• What is needed:
Give only the number of lines that include the string "файла".

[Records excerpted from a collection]
+-------+
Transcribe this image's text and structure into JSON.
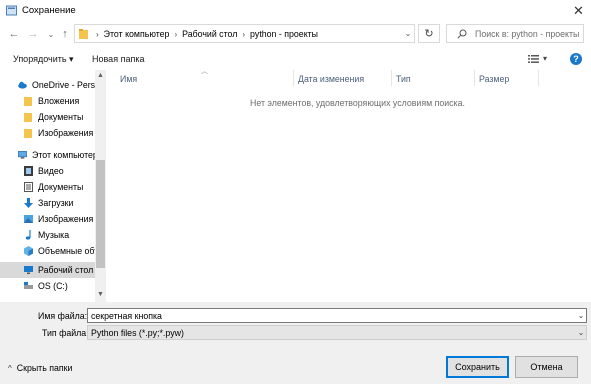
{
  "window": {
    "title": "Сохранение",
    "close_glyph": "✕"
  },
  "nav": {
    "back": "←",
    "forward": "→",
    "recent_dropdown": "⌄",
    "up": "↑",
    "address_segments": [
      "Этот компьютер",
      "Рабочий стол",
      "python - проекты"
    ],
    "address_separator": "›",
    "address_dropdown": "⌄",
    "refresh": "↻",
    "search_placeholder": "Поиск в: python - проекты"
  },
  "toolbar": {
    "organize": "Упорядочить ▾",
    "new_folder": "Новая папка",
    "view_menu": "▾",
    "help": "?"
  },
  "sidebar": {
    "items": [
      {
        "label": "OneDrive - Person",
        "icon": "onedrive-cloud-icon",
        "level": 0
      },
      {
        "label": "Вложения",
        "icon": "folder-icon",
        "level": 1
      },
      {
        "label": "Документы",
        "icon": "folder-icon",
        "level": 1
      },
      {
        "label": "Изображения",
        "icon": "folder-icon",
        "level": 1
      },
      {
        "label": "Этот компьютер",
        "icon": "computer-icon",
        "level": 0
      },
      {
        "label": "Видео",
        "icon": "video-icon",
        "level": 1
      },
      {
        "label": "Документы",
        "icon": "documents-icon",
        "level": 1
      },
      {
        "label": "Загрузки",
        "icon": "downloads-icon",
        "level": 1
      },
      {
        "label": "Изображения",
        "icon": "pictures-icon",
        "level": 1
      },
      {
        "label": "Музыка",
        "icon": "music-icon",
        "level": 1
      },
      {
        "label": "Объемные объ",
        "icon": "3d-objects-icon",
        "level": 1
      },
      {
        "label": "Рабочий стол",
        "icon": "desktop-icon",
        "level": 1,
        "selected": true
      },
      {
        "label": "OS (C:)",
        "icon": "drive-icon",
        "level": 1
      }
    ]
  },
  "content": {
    "columns": [
      "Имя",
      "Дата изменения",
      "Тип",
      "Размер"
    ],
    "empty_message": "Нет элементов, удовлетворяющих условиям поиска."
  },
  "bottom": {
    "filename_label": "Имя файла:",
    "filename_value": "секретная кнопка",
    "filetype_label": "Тип файла:",
    "filetype_value": "Python files (*.py;*.pyw)",
    "hide_folders": "Скрыть папки",
    "save": "Сохранить",
    "cancel": "Отмена"
  },
  "colors": {
    "accent": "#0078d7",
    "folder": "#f4c44c",
    "selected_bg": "#d9d9d9",
    "bottom_bg": "#f0f0f0"
  }
}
+-------+
• Task result:
2